----- Data to process -----
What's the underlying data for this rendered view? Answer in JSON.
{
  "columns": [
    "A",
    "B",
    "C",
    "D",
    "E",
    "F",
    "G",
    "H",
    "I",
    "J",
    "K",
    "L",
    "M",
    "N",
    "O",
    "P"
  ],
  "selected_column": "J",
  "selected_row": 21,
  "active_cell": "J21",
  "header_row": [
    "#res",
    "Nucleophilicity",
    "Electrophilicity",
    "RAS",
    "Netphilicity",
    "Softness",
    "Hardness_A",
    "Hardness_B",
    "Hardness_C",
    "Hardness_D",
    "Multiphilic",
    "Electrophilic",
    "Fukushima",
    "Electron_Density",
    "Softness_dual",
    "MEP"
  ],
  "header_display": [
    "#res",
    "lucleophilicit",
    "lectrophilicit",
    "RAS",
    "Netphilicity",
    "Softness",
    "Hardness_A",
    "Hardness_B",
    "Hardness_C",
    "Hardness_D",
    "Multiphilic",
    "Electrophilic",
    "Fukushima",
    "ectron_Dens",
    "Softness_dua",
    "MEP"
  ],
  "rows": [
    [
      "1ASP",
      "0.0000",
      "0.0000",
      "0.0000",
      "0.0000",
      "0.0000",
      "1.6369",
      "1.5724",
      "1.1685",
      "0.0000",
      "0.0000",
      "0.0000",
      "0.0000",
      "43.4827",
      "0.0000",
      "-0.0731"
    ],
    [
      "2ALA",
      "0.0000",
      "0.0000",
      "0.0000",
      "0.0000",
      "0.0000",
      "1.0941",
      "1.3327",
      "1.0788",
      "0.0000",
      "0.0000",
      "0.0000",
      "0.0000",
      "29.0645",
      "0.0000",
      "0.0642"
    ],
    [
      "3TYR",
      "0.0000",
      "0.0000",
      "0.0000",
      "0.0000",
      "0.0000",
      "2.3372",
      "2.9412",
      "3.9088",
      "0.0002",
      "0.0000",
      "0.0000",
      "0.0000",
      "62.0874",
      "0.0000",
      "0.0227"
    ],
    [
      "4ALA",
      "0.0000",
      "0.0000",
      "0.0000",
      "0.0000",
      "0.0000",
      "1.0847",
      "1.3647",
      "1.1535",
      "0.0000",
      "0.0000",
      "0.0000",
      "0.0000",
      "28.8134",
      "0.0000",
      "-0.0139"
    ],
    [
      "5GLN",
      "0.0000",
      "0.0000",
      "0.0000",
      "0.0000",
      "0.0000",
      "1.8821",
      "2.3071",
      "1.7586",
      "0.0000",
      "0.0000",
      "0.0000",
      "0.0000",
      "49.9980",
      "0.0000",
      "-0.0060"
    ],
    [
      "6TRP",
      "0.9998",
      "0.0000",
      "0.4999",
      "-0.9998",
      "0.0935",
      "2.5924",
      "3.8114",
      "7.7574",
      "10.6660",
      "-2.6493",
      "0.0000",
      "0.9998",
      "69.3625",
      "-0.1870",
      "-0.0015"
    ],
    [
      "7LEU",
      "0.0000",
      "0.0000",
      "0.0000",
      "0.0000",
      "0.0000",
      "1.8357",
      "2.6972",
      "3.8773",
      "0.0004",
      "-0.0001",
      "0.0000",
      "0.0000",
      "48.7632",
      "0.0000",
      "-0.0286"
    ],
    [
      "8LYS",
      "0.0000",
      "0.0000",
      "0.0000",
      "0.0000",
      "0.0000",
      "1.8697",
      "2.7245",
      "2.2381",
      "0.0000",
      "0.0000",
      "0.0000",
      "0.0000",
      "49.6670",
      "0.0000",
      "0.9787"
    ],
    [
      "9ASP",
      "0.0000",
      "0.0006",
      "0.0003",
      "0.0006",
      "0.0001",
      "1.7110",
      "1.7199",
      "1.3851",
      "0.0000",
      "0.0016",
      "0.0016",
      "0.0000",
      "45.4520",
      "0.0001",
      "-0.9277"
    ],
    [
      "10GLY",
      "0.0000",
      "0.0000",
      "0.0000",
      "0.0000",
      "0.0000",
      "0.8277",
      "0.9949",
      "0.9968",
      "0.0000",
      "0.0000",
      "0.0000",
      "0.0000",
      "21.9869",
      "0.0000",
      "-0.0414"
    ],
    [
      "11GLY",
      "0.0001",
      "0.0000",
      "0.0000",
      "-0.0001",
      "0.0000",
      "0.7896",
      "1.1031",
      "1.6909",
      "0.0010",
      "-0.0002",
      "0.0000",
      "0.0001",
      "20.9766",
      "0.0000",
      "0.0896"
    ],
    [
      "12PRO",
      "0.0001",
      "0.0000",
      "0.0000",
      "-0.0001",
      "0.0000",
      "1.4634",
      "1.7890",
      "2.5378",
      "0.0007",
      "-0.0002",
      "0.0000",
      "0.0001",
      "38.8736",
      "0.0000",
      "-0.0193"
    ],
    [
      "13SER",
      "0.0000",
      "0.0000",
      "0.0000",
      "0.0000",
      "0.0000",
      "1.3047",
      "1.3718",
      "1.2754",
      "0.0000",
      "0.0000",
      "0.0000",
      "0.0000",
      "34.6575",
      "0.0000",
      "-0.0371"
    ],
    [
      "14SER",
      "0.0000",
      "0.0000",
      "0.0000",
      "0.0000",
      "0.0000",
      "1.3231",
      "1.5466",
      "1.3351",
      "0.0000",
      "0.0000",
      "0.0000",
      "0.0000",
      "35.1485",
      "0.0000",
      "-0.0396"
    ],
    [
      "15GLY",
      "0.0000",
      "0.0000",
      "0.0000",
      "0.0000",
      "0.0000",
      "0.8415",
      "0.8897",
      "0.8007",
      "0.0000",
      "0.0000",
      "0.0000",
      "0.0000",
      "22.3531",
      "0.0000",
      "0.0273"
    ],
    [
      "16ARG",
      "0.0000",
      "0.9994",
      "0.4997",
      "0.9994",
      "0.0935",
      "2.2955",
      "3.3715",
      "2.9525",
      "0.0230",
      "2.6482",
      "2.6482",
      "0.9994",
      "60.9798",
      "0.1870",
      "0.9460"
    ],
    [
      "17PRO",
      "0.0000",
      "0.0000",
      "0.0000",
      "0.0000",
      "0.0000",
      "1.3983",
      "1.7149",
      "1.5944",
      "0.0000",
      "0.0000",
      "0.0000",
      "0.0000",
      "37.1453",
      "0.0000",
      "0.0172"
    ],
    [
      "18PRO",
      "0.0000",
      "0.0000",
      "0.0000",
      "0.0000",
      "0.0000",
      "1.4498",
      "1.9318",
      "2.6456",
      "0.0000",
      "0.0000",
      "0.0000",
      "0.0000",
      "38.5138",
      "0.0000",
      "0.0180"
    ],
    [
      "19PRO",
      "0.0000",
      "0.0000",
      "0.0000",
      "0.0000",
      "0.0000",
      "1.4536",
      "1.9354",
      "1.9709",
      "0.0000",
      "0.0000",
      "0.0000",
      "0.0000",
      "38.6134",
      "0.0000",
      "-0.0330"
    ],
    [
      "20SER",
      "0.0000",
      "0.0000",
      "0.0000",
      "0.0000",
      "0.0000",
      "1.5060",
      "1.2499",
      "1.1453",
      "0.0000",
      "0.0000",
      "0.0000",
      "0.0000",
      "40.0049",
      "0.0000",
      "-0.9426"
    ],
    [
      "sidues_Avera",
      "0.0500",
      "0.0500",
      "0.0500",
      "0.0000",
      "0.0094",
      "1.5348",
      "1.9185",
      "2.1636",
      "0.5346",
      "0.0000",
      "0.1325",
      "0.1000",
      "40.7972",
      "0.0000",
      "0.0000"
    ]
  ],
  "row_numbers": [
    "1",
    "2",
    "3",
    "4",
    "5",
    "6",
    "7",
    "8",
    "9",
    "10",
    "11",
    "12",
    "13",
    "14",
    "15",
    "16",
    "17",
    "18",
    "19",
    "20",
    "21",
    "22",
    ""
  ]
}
-----
» **What this task involves**
Write the entire listing out again, word for word.

» **Written answer**
What's the underlying data for this rendered view? Answer in JSON.
{
  "columns": [
    "A",
    "B",
    "C",
    "D",
    "E",
    "F",
    "G",
    "H",
    "I",
    "J",
    "K",
    "L",
    "M",
    "N",
    "O",
    "P"
  ],
  "selected_column": "J",
  "selected_row": 21,
  "active_cell": "J21",
  "header_row": [
    "#res",
    "Nucleophilicity",
    "Electrophilicity",
    "RAS",
    "Netphilicity",
    "Softness",
    "Hardness_A",
    "Hardness_B",
    "Hardness_C",
    "Hardness_D",
    "Multiphilic",
    "Electrophilic",
    "Fukushima",
    "Electron_Density",
    "Softness_dual",
    "MEP"
  ],
  "header_display": [
    "#res",
    "lucleophilicit",
    "lectrophilicit",
    "RAS",
    "Netphilicity",
    "Softness",
    "Hardness_A",
    "Hardness_B",
    "Hardness_C",
    "Hardness_D",
    "Multiphilic",
    "Electrophilic",
    "Fukushima",
    "ectron_Dens",
    "Softness_dua",
    "MEP"
  ],
  "rows": [
    [
      "1ASP",
      "0.0000",
      "0.0000",
      "0.0000",
      "0.0000",
      "0.0000",
      "1.6369",
      "1.5724",
      "1.1685",
      "0.0000",
      "0.0000",
      "0.0000",
      "0.0000",
      "43.4827",
      "0.0000",
      "-0.0731"
    ],
    [
      "2ALA",
      "0.0000",
      "0.0000",
      "0.0000",
      "0.0000",
      "0.0000",
      "1.0941",
      "1.3327",
      "1.0788",
      "0.0000",
      "0.0000",
      "0.0000",
      "0.0000",
      "29.0645",
      "0.0000",
      "0.0642"
    ],
    [
      "3TYR",
      "0.0000",
      "0.0000",
      "0.0000",
      "0.0000",
      "0.0000",
      "2.3372",
      "2.9412",
      "3.9088",
      "0.0002",
      "0.0000",
      "0.0000",
      "0.0000",
      "62.0874",
      "0.0000",
      "0.0227"
    ],
    [
      "4ALA",
      "0.0000",
      "0.0000",
      "0.0000",
      "0.0000",
      "0.0000",
      "1.0847",
      "1.3647",
      "1.1535",
      "0.0000",
      "0.0000",
      "0.0000",
      "0.0000",
      "28.8134",
      "0.0000",
      "-0.0139"
    ],
    [
      "5GLN",
      "0.0000",
      "0.0000",
      "0.0000",
      "0.0000",
      "0.0000",
      "1.8821",
      "2.3071",
      "1.7586",
      "0.0000",
      "0.0000",
      "0.0000",
      "0.0000",
      "49.9980",
      "0.0000",
      "-0.0060"
    ],
    [
      "6TRP",
      "0.9998",
      "0.0000",
      "0.4999",
      "-0.9998",
      "0.0935",
      "2.5924",
      "3.8114",
      "7.7574",
      "10.6660",
      "-2.6493",
      "0.0000",
      "0.9998",
      "69.3625",
      "-0.1870",
      "-0.0015"
    ],
    [
      "7LEU",
      "0.0000",
      "0.0000",
      "0.0000",
      "0.0000",
      "0.0000",
      "1.8357",
      "2.6972",
      "3.8773",
      "0.0004",
      "-0.0001",
      "0.0000",
      "0.0000",
      "48.7632",
      "0.0000",
      "-0.0286"
    ],
    [
      "8LYS",
      "0.0000",
      "0.0000",
      "0.0000",
      "0.0000",
      "0.0000",
      "1.8697",
      "2.7245",
      "2.2381",
      "0.0000",
      "0.0000",
      "0.0000",
      "0.0000",
      "49.6670",
      "0.0000",
      "0.9787"
    ],
    [
      "9ASP",
      "0.0000",
      "0.0006",
      "0.0003",
      "0.0006",
      "0.0001",
      "1.7110",
      "1.7199",
      "1.3851",
      "0.0000",
      "0.0016",
      "0.0016",
      "0.0000",
      "45.4520",
      "0.0001",
      "-0.9277"
    ],
    [
      "10GLY",
      "0.0000",
      "0.0000",
      "0.0000",
      "0.0000",
      "0.0000",
      "0.8277",
      "0.9949",
      "0.9968",
      "0.0000",
      "0.0000",
      "0.0000",
      "0.0000",
      "21.9869",
      "0.0000",
      "-0.0414"
    ],
    [
      "11GLY",
      "0.0001",
      "0.0000",
      "0.0000",
      "-0.0001",
      "0.0000",
      "0.7896",
      "1.1031",
      "1.6909",
      "0.0010",
      "-0.0002",
      "0.0000",
      "0.0001",
      "20.9766",
      "0.0000",
      "0.0896"
    ],
    [
      "12PRO",
      "0.0001",
      "0.0000",
      "0.0000",
      "-0.0001",
      "0.0000",
      "1.4634",
      "1.7890",
      "2.5378",
      "0.0007",
      "-0.0002",
      "0.0000",
      "0.0001",
      "38.8736",
      "0.0000",
      "-0.0193"
    ],
    [
      "13SER",
      "0.0000",
      "0.0000",
      "0.0000",
      "0.0000",
      "0.0000",
      "1.3047",
      "1.3718",
      "1.2754",
      "0.0000",
      "0.0000",
      "0.0000",
      "0.0000",
      "34.6575",
      "0.0000",
      "-0.0371"
    ],
    [
      "14SER",
      "0.0000",
      "0.0000",
      "0.0000",
      "0.0000",
      "0.0000",
      "1.3231",
      "1.5466",
      "1.3351",
      "0.0000",
      "0.0000",
      "0.0000",
      "0.0000",
      "35.1485",
      "0.0000",
      "-0.0396"
    ],
    [
      "15GLY",
      "0.0000",
      "0.0000",
      "0.0000",
      "0.0000",
      "0.0000",
      "0.8415",
      "0.8897",
      "0.8007",
      "0.0000",
      "0.0000",
      "0.0000",
      "0.0000",
      "22.3531",
      "0.0000",
      "0.0273"
    ],
    [
      "16ARG",
      "0.0000",
      "0.9994",
      "0.4997",
      "0.9994",
      "0.0935",
      "2.2955",
      "3.3715",
      "2.9525",
      "0.0230",
      "2.6482",
      "2.6482",
      "0.9994",
      "60.9798",
      "0.1870",
      "0.9460"
    ],
    [
      "17PRO",
      "0.0000",
      "0.0000",
      "0.0000",
      "0.0000",
      "0.0000",
      "1.3983",
      "1.7149",
      "1.5944",
      "0.0000",
      "0.0000",
      "0.0000",
      "0.0000",
      "37.1453",
      "0.0000",
      "0.0172"
    ],
    [
      "18PRO",
      "0.0000",
      "0.0000",
      "0.0000",
      "0.0000",
      "0.0000",
      "1.4498",
      "1.9318",
      "2.6456",
      "0.0000",
      "0.0000",
      "0.0000",
      "0.0000",
      "38.5138",
      "0.0000",
      "0.0180"
    ],
    [
      "19PRO",
      "0.0000",
      "0.0000",
      "0.0000",
      "0.0000",
      "0.0000",
      "1.4536",
      "1.9354",
      "1.9709",
      "0.0000",
      "0.0000",
      "0.0000",
      "0.0000",
      "38.6134",
      "0.0000",
      "-0.0330"
    ],
    [
      "20SER",
      "0.0000",
      "0.0000",
      "0.0000",
      "0.0000",
      "0.0000",
      "1.5060",
      "1.2499",
      "1.1453",
      "0.0000",
      "0.0000",
      "0.0000",
      "0.0000",
      "40.0049",
      "0.0000",
      "-0.9426"
    ],
    [
      "sidues_Avera",
      "0.0500",
      "0.0500",
      "0.0500",
      "0.0000",
      "0.0094",
      "1.5348",
      "1.9185",
      "2.1636",
      "0.5346",
      "0.0000",
      "0.1325",
      "0.1000",
      "40.7972",
      "0.0000",
      "0.0000"
    ]
  ],
  "row_numbers": [
    "1",
    "2",
    "3",
    "4",
    "5",
    "6",
    "7",
    "8",
    "9",
    "10",
    "11",
    "12",
    "13",
    "14",
    "15",
    "16",
    "17",
    "18",
    "19",
    "20",
    "21",
    "22",
    ""
  ]
}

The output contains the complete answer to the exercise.